#### DATA ROWS

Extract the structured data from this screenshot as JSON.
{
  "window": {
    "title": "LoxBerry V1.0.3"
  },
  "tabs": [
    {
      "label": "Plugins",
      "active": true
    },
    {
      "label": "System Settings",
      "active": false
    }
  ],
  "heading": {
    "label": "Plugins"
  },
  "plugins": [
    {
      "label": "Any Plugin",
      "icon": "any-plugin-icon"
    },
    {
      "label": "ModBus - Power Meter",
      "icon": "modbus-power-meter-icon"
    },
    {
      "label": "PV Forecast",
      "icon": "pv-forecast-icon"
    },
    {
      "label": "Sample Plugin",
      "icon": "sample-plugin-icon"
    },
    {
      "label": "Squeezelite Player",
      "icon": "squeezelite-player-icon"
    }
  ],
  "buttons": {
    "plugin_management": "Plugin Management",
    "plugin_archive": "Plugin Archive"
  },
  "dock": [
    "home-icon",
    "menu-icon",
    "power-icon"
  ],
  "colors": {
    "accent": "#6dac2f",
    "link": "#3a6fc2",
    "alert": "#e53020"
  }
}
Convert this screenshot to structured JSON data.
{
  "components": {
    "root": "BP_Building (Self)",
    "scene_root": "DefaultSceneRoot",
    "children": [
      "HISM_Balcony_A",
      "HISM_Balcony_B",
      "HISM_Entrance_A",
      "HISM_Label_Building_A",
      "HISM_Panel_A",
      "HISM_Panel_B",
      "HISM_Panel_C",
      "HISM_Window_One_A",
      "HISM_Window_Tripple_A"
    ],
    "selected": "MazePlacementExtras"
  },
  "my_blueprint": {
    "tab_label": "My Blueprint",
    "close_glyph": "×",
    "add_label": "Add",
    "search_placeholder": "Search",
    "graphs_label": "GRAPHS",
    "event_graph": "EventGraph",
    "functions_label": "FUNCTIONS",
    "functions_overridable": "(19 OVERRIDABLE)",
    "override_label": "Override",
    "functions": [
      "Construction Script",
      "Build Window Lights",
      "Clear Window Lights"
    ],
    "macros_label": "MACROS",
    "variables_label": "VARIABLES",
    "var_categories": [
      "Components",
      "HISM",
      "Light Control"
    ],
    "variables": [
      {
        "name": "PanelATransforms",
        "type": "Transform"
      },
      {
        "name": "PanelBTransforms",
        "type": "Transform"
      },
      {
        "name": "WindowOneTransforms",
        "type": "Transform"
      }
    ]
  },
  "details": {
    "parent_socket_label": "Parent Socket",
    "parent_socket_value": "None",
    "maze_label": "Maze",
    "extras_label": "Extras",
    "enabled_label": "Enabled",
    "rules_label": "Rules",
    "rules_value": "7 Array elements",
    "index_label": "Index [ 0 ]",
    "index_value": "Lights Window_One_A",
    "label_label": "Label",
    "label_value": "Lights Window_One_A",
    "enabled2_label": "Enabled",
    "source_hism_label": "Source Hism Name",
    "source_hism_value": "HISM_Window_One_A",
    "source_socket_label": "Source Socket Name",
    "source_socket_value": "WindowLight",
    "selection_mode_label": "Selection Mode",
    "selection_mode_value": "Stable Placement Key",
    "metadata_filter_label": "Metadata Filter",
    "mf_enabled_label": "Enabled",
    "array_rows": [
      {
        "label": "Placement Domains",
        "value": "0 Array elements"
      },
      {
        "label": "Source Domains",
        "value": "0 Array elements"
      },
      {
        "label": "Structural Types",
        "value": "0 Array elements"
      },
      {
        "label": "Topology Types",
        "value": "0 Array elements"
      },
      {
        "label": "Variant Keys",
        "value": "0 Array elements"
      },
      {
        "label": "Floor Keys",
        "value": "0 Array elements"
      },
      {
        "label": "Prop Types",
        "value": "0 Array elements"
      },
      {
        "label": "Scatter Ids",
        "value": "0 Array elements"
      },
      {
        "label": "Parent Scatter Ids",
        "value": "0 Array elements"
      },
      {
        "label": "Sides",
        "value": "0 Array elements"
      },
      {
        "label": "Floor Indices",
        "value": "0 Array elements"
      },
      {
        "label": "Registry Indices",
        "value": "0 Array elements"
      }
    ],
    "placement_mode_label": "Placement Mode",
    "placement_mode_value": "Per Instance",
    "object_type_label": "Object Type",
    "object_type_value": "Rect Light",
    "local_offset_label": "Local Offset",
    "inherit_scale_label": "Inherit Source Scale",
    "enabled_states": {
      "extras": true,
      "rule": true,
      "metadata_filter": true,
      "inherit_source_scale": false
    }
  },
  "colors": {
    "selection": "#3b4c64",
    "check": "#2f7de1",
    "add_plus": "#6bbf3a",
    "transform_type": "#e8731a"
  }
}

########
#### DATA ROWS

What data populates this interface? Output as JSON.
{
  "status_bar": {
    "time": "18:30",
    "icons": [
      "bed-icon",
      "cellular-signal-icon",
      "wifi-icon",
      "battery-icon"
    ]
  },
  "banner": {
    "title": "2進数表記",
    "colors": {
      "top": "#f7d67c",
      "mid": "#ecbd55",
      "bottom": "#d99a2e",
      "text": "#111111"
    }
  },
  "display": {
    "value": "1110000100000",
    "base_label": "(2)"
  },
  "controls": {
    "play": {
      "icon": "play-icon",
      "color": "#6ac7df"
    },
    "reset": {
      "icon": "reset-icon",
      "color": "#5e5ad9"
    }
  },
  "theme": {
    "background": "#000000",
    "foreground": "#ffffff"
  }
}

########

Find the word "Types" in the material, then list each line that holds it.

SOLUTION FOR THIS TASK
        "label": "Structural Types",
        "label": "Topology Types",
        "label": "Prop Types",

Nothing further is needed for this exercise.